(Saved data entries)
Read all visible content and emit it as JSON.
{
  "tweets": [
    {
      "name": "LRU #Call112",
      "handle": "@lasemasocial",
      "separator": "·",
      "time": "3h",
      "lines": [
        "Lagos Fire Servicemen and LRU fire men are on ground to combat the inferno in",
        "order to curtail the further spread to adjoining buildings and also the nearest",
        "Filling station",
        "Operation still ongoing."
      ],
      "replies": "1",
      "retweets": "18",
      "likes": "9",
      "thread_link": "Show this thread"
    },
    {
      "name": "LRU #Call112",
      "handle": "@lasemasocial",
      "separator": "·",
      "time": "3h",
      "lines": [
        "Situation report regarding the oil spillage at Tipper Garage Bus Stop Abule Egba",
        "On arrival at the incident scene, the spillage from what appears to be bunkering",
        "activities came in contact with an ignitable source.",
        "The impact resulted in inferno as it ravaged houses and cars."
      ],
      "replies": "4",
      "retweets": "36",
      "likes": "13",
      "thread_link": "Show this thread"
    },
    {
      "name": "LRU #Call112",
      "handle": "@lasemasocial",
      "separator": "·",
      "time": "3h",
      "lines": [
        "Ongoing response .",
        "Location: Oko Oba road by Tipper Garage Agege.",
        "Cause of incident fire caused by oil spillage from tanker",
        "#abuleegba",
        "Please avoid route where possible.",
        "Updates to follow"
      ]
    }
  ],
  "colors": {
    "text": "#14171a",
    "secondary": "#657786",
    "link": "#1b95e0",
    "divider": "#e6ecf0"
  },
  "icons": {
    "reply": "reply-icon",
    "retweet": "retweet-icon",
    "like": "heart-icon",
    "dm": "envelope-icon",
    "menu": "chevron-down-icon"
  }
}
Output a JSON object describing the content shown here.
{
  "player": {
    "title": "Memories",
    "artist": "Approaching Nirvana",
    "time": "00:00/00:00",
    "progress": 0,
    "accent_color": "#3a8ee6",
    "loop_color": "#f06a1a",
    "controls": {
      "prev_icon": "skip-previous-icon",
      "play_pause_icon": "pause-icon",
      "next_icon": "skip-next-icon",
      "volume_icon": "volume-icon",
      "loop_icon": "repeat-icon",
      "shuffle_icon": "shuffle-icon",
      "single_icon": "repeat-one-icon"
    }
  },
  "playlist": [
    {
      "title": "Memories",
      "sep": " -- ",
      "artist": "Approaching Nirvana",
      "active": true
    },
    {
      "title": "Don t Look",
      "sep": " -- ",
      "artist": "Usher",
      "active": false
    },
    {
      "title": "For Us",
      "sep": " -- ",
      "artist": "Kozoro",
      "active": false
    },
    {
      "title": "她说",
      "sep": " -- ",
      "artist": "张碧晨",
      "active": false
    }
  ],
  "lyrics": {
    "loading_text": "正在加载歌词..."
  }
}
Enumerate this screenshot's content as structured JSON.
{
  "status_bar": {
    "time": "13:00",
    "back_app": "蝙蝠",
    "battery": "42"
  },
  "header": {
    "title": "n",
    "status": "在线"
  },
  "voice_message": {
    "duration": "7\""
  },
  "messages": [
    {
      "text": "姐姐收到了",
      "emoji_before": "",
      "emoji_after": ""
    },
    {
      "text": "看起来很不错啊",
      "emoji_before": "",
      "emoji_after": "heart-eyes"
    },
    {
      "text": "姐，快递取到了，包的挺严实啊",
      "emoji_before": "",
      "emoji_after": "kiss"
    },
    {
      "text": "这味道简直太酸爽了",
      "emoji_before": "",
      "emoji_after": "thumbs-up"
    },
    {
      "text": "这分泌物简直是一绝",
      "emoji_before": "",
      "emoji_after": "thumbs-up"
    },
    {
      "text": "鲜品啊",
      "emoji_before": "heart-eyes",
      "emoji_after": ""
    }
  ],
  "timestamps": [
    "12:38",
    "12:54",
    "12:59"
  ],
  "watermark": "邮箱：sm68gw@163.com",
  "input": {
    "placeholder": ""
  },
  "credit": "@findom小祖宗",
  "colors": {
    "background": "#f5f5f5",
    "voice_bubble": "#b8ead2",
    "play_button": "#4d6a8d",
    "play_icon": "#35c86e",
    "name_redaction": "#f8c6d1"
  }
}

■ **EXERCISE**
All of the material above needs to be copied exactly.

■ **RESPONSE TO THE EXERCISE**
Read all visible content and emit it as JSON.
{
  "tweets": [
    {
      "name": "LRU #Call112",
      "handle": "@lasemasocial",
      "separator": "·",
      "time": "3h",
      "lines": [
        "Lagos Fire Servicemen and LRU fire men are on ground to combat the inferno in",
        "order to curtail the further spread to adjoining buildings and also the nearest",
        "Filling station",
        "Operation still ongoing."
      ],
      "replies": "1",
      "retweets": "18",
      "likes": "9",
      "thread_link": "Show this thread"
    },
    {
      "name": "LRU #Call112",
      "handle": "@lasemasocial",
      "separator": "·",
      "time": "3h",
      "lines": [
        "Situation report regarding the oil spillage at Tipper Garage Bus Stop Abule Egba",
        "On arrival at the incident scene, the spillage from what appears to be bunkering",
        "activities came in contact with an ignitable source.",
        "The impact resulted in inferno as it ravaged houses and cars."
      ],
      "replies": "4",
      "retweets": "36",
      "likes": "13",
      "thread_link": "Show this thread"
    },
    {
      "name": "LRU #Call112",
      "handle": "@lasemasocial",
      "separator": "·",
      "time": "3h",
      "lines": [
        "Ongoing response .",
        "Location: Oko Oba road by Tipper Garage Agege.",
        "Cause of incident fire caused by oil spillage from tanker",
        "#abuleegba",
        "Please avoid route where possible.",
        "Updates to follow"
      ]
    }
  ],
  "colors": {
    "text": "#14171a",
    "secondary": "#657786",
    "link": "#1b95e0",
    "divider": "#e6ecf0"
  },
  "icons": {
    "reply": "reply-icon",
    "retweet": "retweet-icon",
    "like": "heart-icon",
    "dm": "envelope-icon",
    "menu": "chevron-down-icon"
  }
}
Output a JSON object describing the content shown here.
{
  "player": {
    "title": "Memories",
    "artist": "Approaching Nirvana",
    "time": "00:00/00:00",
    "progress": 0,
    "accent_color": "#3a8ee6",
    "loop_color": "#f06a1a",
    "controls": {
      "prev_icon": "skip-previous-icon",
      "play_pause_icon": "pause-icon",
      "next_icon": "skip-next-icon",
      "volume_icon": "volume-icon",
      "loop_icon": "repeat-icon",
      "shuffle_icon": "shuffle-icon",
      "single_icon": "repeat-one-icon"
    }
  },
  "playlist": [
    {
      "title": "Memories",
      "sep": " -- ",
      "artist": "Approaching Nirvana",
      "active": true
    },
    {
      "title": "Don t Look",
      "sep": " -- ",
      "artist": "Usher",
      "active": false
    },
    {
      "title": "For Us",
      "sep": " -- ",
      "artist": "Kozoro",
      "active": false
    },
    {
      "title": "她说",
      "sep": " -- ",
      "artist": "张碧晨",
      "active": false
    }
  ],
  "lyrics": {
    "loading_text": "正在加载歌词..."
  }
}
Enumerate this screenshot's content as structured JSON.
{
  "status_bar": {
    "time": "13:00",
    "back_app": "蝙蝠",
    "battery": "42"
  },
  "header": {
    "title": "n",
    "status": "在线"
  },
  "voice_message": {
    "duration": "7\""
  },
  "messages": [
    {
      "text": "姐姐收到了",
      "emoji_before": "",
      "emoji_after": ""
    },
    {
      "text": "看起来很不错啊",
      "emoji_before": "",
      "emoji_after": "heart-eyes"
    },
    {
      "text": "姐，快递取到了，包的挺严实啊",
      "emoji_before": "",
      "emoji_after": "kiss"
    },
    {
      "text": "这味道简直太酸爽了",
      "emoji_before": "",
      "emoji_after": "thumbs-up"
    },
    {
      "text": "这分泌物简直是一绝",
      "emoji_before": "",
      "emoji_after": "thumbs-up"
    },
    {
      "text": "鲜品啊",
      "emoji_before": "heart-eyes",
      "emoji_after": ""
    }
  ],
  "timestamps": [
    "12:38",
    "12:54",
    "12:59"
  ],
  "watermark": "邮箱：sm68gw@163.com",
  "input": {
    "placeholder": ""
  },
  "credit": "@findom小祖宗",
  "colors": {
    "background": "#f5f5f5",
    "voice_bubble": "#b8ead2",
    "play_button": "#4d6a8d",
    "play_icon": "#35c86e",
    "name_redaction": "#f8c6d1"
  }
}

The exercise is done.